Reading the listing below, count the lines that contain the word "двора" and give that count alone.

Collected data:
********************

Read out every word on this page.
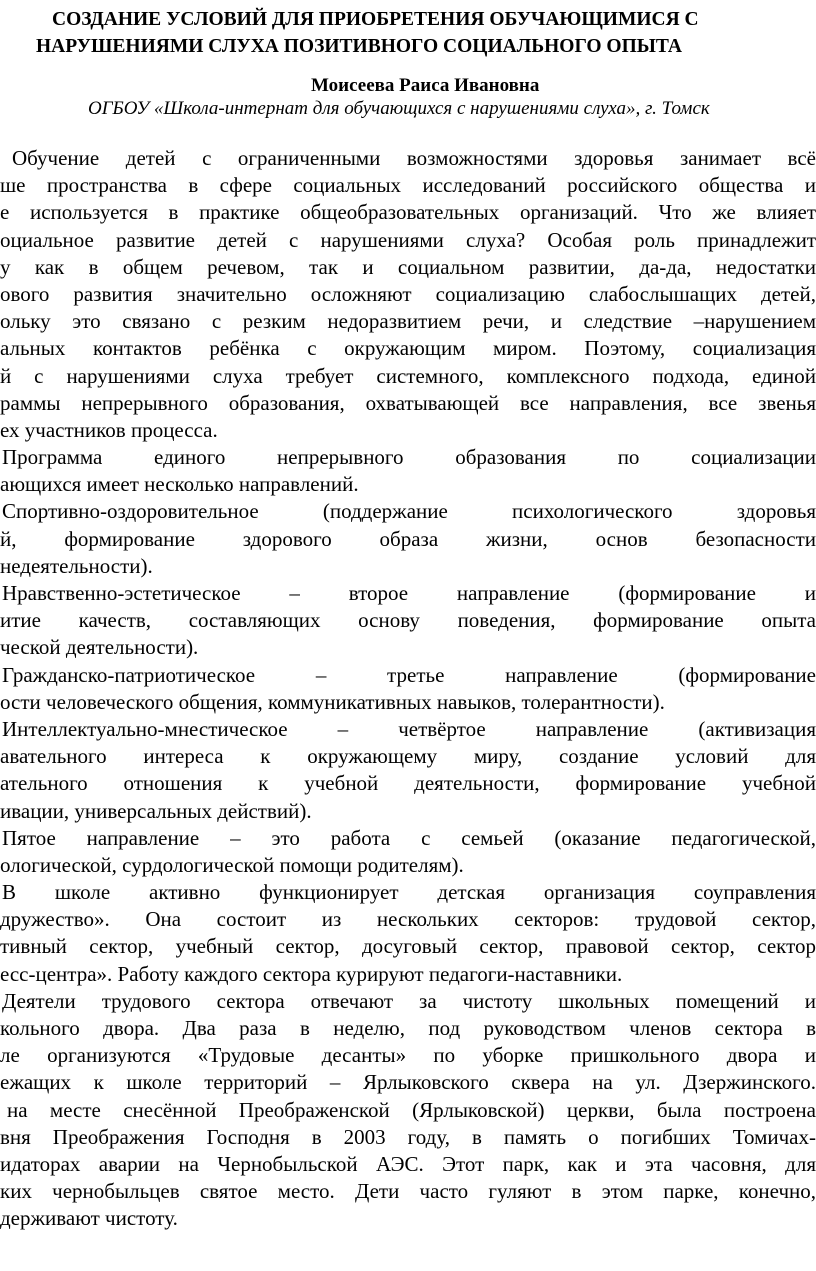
СОЗДАНИЕ УСЛОВИЙ ДЛЯ ПРИОБРЕТЕНИЯ ОБУЧАЮЩИМИСЯ С
НАРУШЕНИЯМИ СЛУХА ПОЗИТИВНОГО СОЦИАЛЬНОГО ОПЫТА
Моисеева Раиса Ивановна
ОГБОУ «Школа-интернат для обучающихся с нарушениями слуха», г. Томск
Обучение детей с ограниченными возможностями здоровья занимает всё
ше пространства в сфере социальных исследований российского общества и
е используется в практике общеобразовательных организаций. Что же влияет
оциальное развитие детей с нарушениями слуха? Особая роль принадлежит
у как в общем речевом, так и социальном развитии, да-да, недостатки
ового развития значительно осложняют социализацию слабослышащих детей,
ольку это связано с резким недоразвитием речи, и следствие –нарушением
альных контактов ребёнка с окружающим миром. Поэтому, социализация
й с нарушениями слуха требует системного, комплексного подхода, единой
раммы непрерывного образования, охватывающей все направления, все звенья
ех участников процесса.
Программа единого непрерывного образования по социализации
ающихся имеет несколько направлений.
Спортивно-оздоровительное (поддержание психологического здоровья
й, формирование здорового образа жизни, основ безопасности
недеятельности).
Нравственно-эстетическое – второе направление (формирование и
итие качеств, составляющих основу поведения, формирование опыта
ческой деятельности).
Гражданско-патриотическое – третье направление (формирование
ости человеческого общения, коммуникативных навыков, толерантности).
Интеллектуально-мнестическое – четвёртое направление (активизация
авательного интереса к окружающему миру, создание условий для
ательного отношения к учебной деятельности, формирование учебной
ивации, универсальных действий).
Пятое направление – это работа с семьей (оказание педагогической,
ологической, сурдологической помощи родителям).
В школе активно функционирует детская организация соуправления
дружество». Она состоит из нескольких секторов: трудовой сектор,
тивный сектор, учебный сектор, досуговый сектор, правовой сектор, сектор
есс-центра». Работу каждого сектора курируют педагоги-наставники.
Деятели трудового сектора отвечают за чистоту школьных помещений и
кольного двора. Два раза в неделю, под руководством членов сектора в
ле организуются «Трудовые десанты» по уборке пришкольного двора и
ежащих к школе территорий – Ярлыковского сквера на ул. Дзержинского.
на месте снесённой Преображенской (Ярлыковской) церкви, была построена
вня Преображения Господня в 2003 году, в память о погибших Томичах-
идаторах аварии на Чернобыльской АЭС. Этот парк, как и эта часовня, для
ких чернобыльцев святое место. Дети часто гуляют в этом парке, конечно,
держивают чистоту.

********************

__ANSWER BELOW__: 2